◆ **Given request**
Your task is to print the material below exactly as presented.

◆ **Listed records**
##########

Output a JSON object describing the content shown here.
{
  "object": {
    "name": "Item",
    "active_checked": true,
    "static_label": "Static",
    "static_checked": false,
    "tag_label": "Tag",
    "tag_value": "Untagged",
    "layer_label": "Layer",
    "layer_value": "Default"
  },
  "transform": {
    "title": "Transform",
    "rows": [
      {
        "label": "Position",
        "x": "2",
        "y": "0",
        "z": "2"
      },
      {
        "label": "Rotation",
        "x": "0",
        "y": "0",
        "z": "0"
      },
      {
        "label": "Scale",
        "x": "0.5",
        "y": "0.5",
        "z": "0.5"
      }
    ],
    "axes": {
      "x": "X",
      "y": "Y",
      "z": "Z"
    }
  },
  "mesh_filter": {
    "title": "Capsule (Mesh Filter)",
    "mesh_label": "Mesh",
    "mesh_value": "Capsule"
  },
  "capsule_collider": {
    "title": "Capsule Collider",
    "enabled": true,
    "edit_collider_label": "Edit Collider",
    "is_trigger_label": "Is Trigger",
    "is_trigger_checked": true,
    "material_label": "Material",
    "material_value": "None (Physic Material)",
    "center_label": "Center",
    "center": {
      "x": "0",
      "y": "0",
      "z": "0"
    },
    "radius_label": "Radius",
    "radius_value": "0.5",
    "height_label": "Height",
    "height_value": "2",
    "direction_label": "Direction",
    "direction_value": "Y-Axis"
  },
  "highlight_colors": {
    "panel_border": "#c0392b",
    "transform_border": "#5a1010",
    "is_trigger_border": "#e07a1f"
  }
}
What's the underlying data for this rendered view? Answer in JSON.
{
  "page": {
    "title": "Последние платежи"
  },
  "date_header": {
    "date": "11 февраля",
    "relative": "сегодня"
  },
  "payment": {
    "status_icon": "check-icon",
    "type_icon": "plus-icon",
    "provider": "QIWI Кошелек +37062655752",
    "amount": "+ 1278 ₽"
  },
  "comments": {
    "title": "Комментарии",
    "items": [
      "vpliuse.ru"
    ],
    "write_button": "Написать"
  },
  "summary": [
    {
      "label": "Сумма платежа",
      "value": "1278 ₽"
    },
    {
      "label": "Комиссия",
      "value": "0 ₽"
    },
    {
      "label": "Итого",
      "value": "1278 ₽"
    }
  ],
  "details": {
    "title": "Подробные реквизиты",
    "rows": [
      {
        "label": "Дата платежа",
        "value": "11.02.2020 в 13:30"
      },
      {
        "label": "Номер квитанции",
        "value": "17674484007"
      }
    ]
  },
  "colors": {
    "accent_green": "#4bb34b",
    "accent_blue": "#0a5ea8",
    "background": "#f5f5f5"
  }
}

##########

◆ **Answer to the exercise**
Output a JSON object describing the content shown here.
{
  "object": {
    "name": "Item",
    "active_checked": true,
    "static_label": "Static",
    "static_checked": false,
    "tag_label": "Tag",
    "tag_value": "Untagged",
    "layer_label": "Layer",
    "layer_value": "Default"
  },
  "transform": {
    "title": "Transform",
    "rows": [
      {
        "label": "Position",
        "x": "2",
        "y": "0",
        "z": "2"
      },
      {
        "label": "Rotation",
        "x": "0",
        "y": "0",
        "z": "0"
      },
      {
        "label": "Scale",
        "x": "0.5",
        "y": "0.5",
        "z": "0.5"
      }
    ],
    "axes": {
      "x": "X",
      "y": "Y",
      "z": "Z"
    }
  },
  "mesh_filter": {
    "title": "Capsule (Mesh Filter)",
    "mesh_label": "Mesh",
    "mesh_value": "Capsule"
  },
  "capsule_collider": {
    "title": "Capsule Collider",
    "enabled": true,
    "edit_collider_label": "Edit Collider",
    "is_trigger_label": "Is Trigger",
    "is_trigger_checked": true,
    "material_label": "Material",
    "material_value": "None (Physic Material)",
    "center_label": "Center",
    "center": {
      "x": "0",
      "y": "0",
      "z": "0"
    },
    "radius_label": "Radius",
    "radius_value": "0.5",
    "height_label": "Height",
    "height_value": "2",
    "direction_label": "Direction",
    "direction_value": "Y-Axis"
  },
  "highlight_colors": {
    "panel_border": "#c0392b",
    "transform_border": "#5a1010",
    "is_trigger_border": "#e07a1f"
  }
}
What's the underlying data for this rendered view? Answer in JSON.
{
  "page": {
    "title": "Последние платежи"
  },
  "date_header": {
    "date": "11 февраля",
    "relative": "сегодня"
  },
  "payment": {
    "status_icon": "check-icon",
    "type_icon": "plus-icon",
    "provider": "QIWI Кошелек +37062655752",
    "amount": "+ 1278 ₽"
  },
  "comments": {
    "title": "Комментарии",
    "items": [
      "vpliuse.ru"
    ],
    "write_button": "Написать"
  },
  "summary": [
    {
      "label": "Сумма платежа",
      "value": "1278 ₽"
    },
    {
      "label": "Комиссия",
      "value": "0 ₽"
    },
    {
      "label": "Итого",
      "value": "1278 ₽"
    }
  ],
  "details": {
    "title": "Подробные реквизиты",
    "rows": [
      {
        "label": "Дата платежа",
        "value": "11.02.2020 в 13:30"
      },
      {
        "label": "Номер квитанции",
        "value": "17674484007"
      }
    ]
  },
  "colors": {
    "accent_green": "#4bb34b",
    "accent_blue": "#0a5ea8",
    "background": "#f5f5f5"
  }
}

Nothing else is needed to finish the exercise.